* [Exercise details]: Retype each record below word for word. Leave the pictures out.
++++ Items
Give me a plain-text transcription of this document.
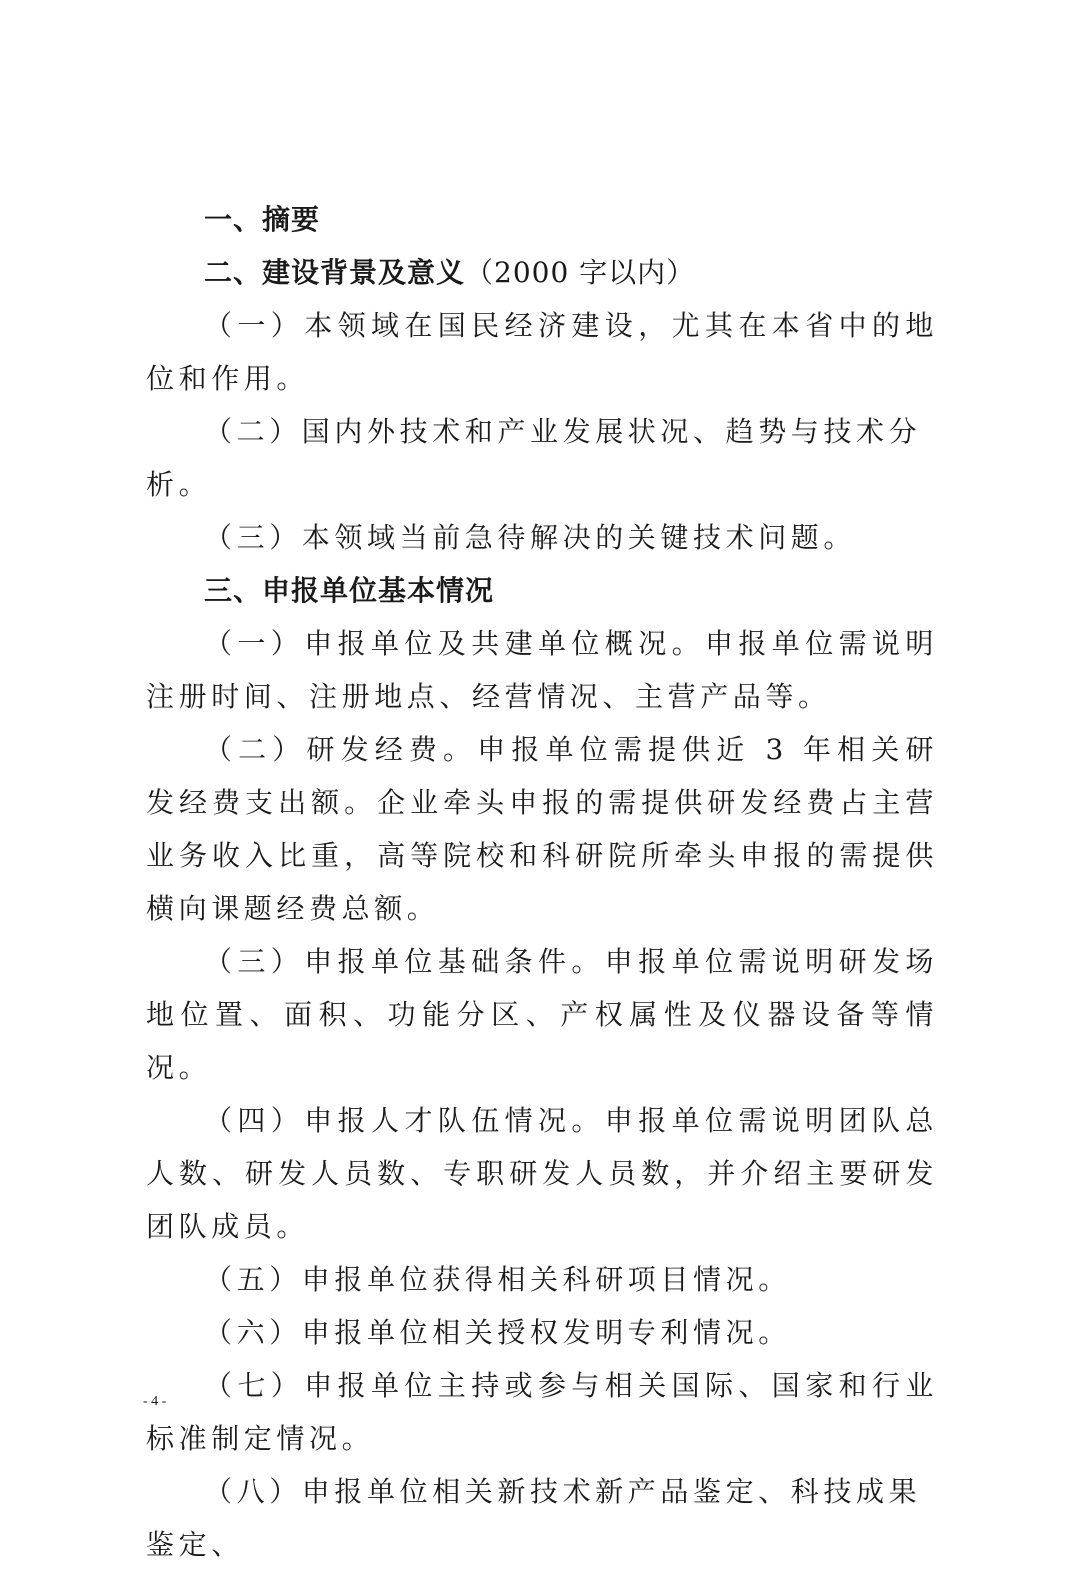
一、摘要

二、建设背景及意义（2000 字以内）

（一）本领域在国民经济建设，尤其在本省中的地位和作用。

（二）国内外技术和产业发展状况、趋势与技术分析。

（三）本领域当前急待解决的关键技术问题。

三、申报单位基本情况

（一）申报单位及共建单位概况。申报单位需说明注册时间、注册地点、经营情况、主营产品等。

（二）研发经费。申报单位需提供近 3 年相关研发经费支出额。企业牵头申报的需提供研发经费占主营业务收入比重，高等院校和科研院所牵头申报的需提供横向课题经费总额。

（三）申报单位基础条件。申报单位需说明研发场地位置、面积、功能分区、产权属性及仪器设备等情况。

（四）申报人才队伍情况。申报单位需说明团队总人数、研发人员数、专职研发人员数，并介绍主要研发团队成员。

（五）申报单位获得相关科研项目情况。

（六）申报单位相关授权发明专利情况。

（七）申报单位主持或参与相关国际、国家和行业标准制定情况。

（八）申报单位相关新技术新产品鉴定、科技成果鉴定、

- 4 -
++++++++
* [Exercise result]:
Give me a plain-text transcription of this document.
一、摘要

二、建设背景及意义（2000 字以内）

（一）本领域在国民经济建设，尤其在本省中的地位和作用。

（二）国内外技术和产业发展状况、趋势与技术分析。

（三）本领域当前急待解决的关键技术问题。

三、申报单位基本情况

（一）申报单位及共建单位概况。申报单位需说明注册时间、注册地点、经营情况、主营产品等。

（二）研发经费。申报单位需提供近 3 年相关研发经费支出额。企业牵头申报的需提供研发经费占主营业务收入比重，高等院校和科研院所牵头申报的需提供横向课题经费总额。

（三）申报单位基础条件。申报单位需说明研发场地位置、面积、功能分区、产权属性及仪器设备等情况。

（四）申报人才队伍情况。申报单位需说明团队总人数、研发人员数、专职研发人员数，并介绍主要研发团队成员。

（五）申报单位获得相关科研项目情况。

（六）申报单位相关授权发明专利情况。

（七）申报单位主持或参与相关国际、国家和行业标准制定情况。

（八）申报单位相关新技术新产品鉴定、科技成果鉴定、

- 4 -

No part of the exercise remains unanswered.